Dataset entries:
━━━━━━━━━━
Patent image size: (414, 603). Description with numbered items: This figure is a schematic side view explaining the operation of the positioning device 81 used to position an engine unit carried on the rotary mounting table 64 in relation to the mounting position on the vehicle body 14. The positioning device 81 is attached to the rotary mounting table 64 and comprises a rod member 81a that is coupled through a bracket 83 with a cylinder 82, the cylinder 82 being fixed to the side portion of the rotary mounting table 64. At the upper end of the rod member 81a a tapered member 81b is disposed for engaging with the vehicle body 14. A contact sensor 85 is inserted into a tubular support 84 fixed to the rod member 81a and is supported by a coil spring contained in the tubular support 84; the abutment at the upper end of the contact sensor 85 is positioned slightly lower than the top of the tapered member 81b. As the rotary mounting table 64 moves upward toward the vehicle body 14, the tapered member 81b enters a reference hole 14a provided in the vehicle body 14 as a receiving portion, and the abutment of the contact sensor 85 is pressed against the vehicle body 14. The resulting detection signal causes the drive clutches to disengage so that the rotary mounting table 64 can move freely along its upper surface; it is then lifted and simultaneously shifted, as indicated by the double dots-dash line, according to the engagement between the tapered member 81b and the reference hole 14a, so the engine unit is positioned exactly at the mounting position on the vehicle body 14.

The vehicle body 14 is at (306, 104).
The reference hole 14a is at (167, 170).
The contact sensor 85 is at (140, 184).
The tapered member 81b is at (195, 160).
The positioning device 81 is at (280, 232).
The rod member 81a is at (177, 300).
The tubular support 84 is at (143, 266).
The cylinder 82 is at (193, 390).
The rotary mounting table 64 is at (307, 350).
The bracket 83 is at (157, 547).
━━━━━━━━━━
Exercise directions: Copy word for word the entries from the very first line through the line that contains "The reference hole 14a is at (167, 170).", including that line.

Exercise result:
Patent image size: (414, 603). Description with numbered items: This figure is a schematic side view explaining the operation of the positioning device 81 used to position an engine unit carried on the rotary mounting table 64 in relation to the mounting position on the vehicle body 14. The positioning device 81 is attached to the rotary mounting table 64 and comprises a rod member 81a that is coupled through a bracket 83 with a cylinder 82, the cylinder 82 being fixed to the side portion of the rotary mounting table 64. At the upper end of the rod member 81a a tapered member 81b is disposed for engaging with the vehicle body 14. A contact sensor 85 is inserted into a tubular support 84 fixed to the rod member 81a and is supported by a coil spring contained in the tubular support 84; the abutment at the upper end of the contact sensor 85 is positioned slightly lower than the top of the tapered member 81b. As the rotary mounting table 64 moves upward toward the vehicle body 14, the tapered member 81b enters a reference hole 14a provided in the vehicle body 14 as a receiving portion, and the abutment of the contact sensor 85 is pressed against the vehicle body 14. The resulting detection signal causes the drive clutches to disengage so that the rotary mounting table 64 can move freely along its upper surface; it is then lifted and simultaneously shifted, as indicated by the double dots-dash line, according to the engagement between the tapered member 81b and the reference hole 14a, so the engine unit is positioned exactly at the mounting position on the vehicle body 14.

The vehicle body 14 is at (306, 104).
The reference hole 14a is at (167, 170).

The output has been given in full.